**Task objective**
For each line that holds "suit", copy the line out.

**Dataset rows**
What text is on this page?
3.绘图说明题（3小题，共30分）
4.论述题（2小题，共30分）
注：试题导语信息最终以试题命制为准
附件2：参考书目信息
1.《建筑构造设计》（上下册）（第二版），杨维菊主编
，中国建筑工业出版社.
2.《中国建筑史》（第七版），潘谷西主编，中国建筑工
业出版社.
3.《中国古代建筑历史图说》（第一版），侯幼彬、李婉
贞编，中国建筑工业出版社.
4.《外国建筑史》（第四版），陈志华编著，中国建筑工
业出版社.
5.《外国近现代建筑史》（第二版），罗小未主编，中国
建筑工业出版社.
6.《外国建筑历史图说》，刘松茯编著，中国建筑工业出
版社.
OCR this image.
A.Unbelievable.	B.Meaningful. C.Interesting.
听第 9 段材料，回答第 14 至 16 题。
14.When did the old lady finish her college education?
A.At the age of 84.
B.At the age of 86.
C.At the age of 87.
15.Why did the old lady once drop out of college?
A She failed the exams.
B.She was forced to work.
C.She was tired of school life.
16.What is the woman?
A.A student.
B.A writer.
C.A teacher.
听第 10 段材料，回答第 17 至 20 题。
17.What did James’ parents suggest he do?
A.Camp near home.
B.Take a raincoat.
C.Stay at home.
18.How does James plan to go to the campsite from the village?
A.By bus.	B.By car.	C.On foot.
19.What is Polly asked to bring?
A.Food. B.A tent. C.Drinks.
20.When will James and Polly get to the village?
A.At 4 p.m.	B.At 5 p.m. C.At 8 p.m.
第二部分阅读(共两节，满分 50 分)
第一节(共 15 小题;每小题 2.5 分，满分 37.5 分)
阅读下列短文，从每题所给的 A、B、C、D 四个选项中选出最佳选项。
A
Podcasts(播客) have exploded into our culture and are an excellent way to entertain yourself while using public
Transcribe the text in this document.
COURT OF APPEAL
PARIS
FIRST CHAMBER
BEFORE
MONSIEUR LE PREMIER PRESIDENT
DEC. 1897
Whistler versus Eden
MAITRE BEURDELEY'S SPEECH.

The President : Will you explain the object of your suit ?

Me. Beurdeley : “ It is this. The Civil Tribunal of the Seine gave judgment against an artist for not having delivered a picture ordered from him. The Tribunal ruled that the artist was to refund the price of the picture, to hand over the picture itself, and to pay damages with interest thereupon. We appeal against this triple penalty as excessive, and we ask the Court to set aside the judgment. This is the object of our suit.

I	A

**Response to this exercise**
The President : Will you explain the object of your suit ?
Me. Beurdeley : “ It is this. The Civil Tribunal of the Seine gave judgment against an artist for not having delivered a picture ordered from him. The Tribunal ruled that the artist was to refund the price of the picture, to hand over the picture itself, and to pay damages with interest thereupon. We appeal against this triple penalty as excessive, and we ask the Court to set aside the judgment. This is the object of our suit.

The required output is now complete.